From the entries provided below, copy each line that contains the word "вычисление".

··· TASK MATERIAL ···

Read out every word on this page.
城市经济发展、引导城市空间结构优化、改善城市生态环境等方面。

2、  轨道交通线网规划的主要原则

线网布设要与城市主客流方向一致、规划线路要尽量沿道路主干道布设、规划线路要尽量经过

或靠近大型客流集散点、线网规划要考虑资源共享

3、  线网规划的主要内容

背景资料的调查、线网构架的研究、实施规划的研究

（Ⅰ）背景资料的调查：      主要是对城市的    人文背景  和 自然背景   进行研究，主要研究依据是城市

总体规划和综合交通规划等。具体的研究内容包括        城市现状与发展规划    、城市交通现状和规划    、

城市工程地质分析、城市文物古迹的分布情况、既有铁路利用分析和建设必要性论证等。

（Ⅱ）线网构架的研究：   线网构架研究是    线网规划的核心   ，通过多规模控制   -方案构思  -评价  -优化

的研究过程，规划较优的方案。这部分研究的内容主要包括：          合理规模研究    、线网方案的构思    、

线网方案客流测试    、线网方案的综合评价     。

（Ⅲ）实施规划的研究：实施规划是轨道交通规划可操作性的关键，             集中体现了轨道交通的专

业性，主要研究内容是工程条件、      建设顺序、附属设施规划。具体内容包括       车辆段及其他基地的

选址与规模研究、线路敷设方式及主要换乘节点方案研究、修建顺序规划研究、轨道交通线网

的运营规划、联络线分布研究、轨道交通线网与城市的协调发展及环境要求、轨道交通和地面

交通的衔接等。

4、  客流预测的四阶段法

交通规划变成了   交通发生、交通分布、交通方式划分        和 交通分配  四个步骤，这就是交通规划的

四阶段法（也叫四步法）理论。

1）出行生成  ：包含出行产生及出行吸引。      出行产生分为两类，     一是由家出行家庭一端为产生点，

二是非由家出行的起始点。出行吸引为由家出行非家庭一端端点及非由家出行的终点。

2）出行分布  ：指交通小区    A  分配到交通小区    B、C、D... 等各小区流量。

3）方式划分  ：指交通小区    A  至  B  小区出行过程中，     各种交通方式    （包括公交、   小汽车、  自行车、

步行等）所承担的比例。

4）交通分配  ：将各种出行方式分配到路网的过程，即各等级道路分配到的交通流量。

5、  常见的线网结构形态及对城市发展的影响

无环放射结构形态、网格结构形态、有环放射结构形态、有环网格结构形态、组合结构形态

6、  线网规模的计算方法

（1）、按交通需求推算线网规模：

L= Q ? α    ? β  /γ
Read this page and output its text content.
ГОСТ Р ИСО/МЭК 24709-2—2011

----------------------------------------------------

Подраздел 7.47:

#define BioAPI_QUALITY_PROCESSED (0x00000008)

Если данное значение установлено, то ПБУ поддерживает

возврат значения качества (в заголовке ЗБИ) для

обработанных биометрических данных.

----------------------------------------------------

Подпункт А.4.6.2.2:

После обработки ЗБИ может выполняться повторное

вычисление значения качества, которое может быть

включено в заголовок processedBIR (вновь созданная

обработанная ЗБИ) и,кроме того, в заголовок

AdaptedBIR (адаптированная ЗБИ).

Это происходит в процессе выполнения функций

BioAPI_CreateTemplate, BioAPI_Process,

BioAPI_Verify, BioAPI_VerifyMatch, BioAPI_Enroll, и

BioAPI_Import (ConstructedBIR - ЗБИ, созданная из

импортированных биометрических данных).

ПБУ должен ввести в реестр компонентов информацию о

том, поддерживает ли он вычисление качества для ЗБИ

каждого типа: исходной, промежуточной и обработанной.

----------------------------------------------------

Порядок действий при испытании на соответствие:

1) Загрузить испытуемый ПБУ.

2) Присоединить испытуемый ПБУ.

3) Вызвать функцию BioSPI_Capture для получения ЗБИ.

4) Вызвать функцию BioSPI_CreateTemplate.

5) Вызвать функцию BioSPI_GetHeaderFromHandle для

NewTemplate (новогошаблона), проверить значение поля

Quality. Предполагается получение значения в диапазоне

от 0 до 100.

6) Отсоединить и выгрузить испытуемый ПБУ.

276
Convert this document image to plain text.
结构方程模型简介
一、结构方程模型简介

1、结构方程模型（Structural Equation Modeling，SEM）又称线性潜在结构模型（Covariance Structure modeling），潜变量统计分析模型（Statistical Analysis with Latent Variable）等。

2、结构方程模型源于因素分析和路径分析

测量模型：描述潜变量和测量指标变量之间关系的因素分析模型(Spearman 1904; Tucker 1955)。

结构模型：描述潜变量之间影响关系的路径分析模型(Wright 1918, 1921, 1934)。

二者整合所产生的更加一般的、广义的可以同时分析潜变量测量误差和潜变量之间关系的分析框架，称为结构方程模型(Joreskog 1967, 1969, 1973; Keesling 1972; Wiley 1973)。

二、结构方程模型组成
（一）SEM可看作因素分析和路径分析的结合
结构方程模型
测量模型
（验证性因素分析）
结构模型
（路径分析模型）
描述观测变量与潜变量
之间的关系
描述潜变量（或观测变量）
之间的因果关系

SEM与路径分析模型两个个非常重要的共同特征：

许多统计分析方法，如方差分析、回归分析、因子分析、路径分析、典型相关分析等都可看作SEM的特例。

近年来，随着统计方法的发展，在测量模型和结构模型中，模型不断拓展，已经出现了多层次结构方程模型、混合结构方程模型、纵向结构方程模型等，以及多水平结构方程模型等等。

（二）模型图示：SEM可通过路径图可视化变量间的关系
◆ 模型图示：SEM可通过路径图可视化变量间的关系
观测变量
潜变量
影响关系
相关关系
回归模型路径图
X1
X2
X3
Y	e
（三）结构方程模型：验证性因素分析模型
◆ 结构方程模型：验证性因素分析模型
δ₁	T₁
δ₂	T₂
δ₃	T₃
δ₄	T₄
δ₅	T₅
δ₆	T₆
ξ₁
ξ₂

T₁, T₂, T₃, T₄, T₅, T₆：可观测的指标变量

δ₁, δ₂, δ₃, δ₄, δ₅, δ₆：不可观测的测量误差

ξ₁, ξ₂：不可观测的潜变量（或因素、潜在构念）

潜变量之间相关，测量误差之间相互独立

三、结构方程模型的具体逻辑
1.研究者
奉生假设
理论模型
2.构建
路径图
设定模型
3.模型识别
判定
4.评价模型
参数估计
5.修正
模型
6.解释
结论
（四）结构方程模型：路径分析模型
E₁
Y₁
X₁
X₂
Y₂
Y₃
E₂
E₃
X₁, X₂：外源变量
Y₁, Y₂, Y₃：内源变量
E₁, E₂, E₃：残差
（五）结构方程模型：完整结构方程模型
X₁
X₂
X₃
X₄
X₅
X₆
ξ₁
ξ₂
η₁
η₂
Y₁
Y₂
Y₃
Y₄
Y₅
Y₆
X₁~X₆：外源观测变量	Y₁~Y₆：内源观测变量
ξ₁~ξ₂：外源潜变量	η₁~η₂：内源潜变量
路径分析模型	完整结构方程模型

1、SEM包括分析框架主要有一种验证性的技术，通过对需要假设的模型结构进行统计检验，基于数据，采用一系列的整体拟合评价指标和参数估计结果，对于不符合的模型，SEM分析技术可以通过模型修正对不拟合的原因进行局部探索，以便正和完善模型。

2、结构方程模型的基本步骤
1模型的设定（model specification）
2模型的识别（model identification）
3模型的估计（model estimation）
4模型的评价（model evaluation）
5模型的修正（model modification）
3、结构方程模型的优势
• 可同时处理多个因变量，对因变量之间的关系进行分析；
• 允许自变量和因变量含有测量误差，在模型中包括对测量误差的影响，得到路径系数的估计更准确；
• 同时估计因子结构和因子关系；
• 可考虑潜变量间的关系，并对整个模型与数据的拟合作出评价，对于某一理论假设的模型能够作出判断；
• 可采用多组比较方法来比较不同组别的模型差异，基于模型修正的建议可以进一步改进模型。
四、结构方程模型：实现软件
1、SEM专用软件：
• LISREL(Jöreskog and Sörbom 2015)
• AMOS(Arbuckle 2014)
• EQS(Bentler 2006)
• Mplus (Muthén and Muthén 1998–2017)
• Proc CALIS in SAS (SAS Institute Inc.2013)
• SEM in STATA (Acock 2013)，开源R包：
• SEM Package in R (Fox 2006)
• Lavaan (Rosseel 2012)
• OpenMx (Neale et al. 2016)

···

- **SOLUTION TO THIS EXERCISE**
вычисление значения качества, которое может быть
том, поддерживает ли он вычисление качества для ЗБИ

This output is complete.